── Recorded information ──

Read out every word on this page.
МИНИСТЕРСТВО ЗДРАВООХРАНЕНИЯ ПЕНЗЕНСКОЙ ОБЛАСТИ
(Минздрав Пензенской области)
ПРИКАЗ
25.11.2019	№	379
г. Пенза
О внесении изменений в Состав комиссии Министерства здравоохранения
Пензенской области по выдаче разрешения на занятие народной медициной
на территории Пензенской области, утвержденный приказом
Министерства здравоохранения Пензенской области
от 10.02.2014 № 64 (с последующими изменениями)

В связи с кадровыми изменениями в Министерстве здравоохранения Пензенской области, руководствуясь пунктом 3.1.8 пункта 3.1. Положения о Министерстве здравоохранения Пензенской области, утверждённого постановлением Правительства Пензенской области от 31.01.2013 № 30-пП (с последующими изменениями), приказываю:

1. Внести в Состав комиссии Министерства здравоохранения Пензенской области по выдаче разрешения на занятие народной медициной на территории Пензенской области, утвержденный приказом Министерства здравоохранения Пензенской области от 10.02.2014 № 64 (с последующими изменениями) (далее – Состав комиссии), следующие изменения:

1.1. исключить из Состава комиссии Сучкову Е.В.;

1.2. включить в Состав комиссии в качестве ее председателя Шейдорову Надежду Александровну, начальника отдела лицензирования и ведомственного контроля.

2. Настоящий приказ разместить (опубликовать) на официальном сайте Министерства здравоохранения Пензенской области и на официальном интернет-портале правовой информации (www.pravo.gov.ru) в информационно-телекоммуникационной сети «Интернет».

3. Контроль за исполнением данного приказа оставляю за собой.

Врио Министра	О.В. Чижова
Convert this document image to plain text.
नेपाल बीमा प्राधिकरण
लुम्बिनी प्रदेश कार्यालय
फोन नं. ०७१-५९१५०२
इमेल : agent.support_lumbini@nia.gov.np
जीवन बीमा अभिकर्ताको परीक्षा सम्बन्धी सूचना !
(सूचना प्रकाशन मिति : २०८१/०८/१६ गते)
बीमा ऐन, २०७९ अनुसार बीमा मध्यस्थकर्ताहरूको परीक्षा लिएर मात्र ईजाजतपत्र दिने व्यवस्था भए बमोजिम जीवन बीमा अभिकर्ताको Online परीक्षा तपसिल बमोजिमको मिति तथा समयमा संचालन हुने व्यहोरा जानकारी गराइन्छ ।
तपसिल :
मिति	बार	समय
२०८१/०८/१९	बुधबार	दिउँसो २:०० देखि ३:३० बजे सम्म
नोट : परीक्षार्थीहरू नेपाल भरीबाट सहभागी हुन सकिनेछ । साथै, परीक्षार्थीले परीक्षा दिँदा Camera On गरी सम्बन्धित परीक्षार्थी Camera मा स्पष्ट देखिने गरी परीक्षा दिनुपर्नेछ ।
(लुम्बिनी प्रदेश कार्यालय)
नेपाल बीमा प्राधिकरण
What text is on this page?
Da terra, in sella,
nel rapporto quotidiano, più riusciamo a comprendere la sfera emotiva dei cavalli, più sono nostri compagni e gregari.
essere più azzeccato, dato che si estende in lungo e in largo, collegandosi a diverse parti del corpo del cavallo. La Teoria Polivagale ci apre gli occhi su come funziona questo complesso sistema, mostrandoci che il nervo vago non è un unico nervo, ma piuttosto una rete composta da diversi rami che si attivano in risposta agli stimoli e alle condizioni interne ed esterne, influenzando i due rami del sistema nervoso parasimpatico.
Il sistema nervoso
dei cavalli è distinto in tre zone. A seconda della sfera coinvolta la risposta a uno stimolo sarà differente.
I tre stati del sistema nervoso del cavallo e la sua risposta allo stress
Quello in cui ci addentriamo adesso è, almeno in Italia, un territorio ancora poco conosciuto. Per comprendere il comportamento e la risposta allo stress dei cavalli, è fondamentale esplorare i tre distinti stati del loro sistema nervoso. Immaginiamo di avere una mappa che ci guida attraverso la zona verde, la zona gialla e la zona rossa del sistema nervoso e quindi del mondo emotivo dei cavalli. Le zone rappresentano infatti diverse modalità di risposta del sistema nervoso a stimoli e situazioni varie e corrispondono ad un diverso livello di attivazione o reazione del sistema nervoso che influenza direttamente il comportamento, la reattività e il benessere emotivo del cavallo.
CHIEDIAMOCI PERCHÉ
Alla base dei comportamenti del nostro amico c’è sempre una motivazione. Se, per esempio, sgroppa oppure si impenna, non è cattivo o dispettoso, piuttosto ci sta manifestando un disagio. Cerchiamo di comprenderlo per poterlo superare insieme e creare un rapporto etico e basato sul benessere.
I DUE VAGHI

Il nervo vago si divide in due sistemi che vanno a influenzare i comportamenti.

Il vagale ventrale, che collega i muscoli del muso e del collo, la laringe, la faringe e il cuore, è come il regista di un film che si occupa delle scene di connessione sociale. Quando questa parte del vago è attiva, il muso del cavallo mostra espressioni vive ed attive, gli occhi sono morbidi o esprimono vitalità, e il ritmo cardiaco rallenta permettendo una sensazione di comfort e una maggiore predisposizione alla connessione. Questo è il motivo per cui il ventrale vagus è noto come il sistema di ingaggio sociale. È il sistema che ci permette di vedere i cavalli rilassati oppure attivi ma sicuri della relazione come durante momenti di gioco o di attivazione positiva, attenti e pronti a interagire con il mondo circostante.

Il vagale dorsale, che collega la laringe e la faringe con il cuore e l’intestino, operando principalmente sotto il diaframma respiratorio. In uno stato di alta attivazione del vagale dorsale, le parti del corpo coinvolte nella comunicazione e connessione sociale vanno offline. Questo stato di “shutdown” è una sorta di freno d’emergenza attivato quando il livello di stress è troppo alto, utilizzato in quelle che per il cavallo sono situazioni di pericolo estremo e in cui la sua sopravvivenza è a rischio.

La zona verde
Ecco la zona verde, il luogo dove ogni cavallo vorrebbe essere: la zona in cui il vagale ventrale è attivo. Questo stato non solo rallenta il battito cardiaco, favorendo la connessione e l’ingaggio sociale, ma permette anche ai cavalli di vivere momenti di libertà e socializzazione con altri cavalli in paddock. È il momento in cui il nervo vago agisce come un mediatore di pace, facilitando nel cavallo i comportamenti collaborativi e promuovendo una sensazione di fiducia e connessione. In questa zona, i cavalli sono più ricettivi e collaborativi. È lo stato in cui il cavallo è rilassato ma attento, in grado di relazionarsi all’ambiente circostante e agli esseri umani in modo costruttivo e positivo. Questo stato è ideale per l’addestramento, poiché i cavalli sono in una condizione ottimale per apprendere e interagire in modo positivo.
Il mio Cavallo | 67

───

__Task__
The word "vanno" may appear on some lines. Report how many lines hold it, giving the number alone.

__Result for this exercise__
2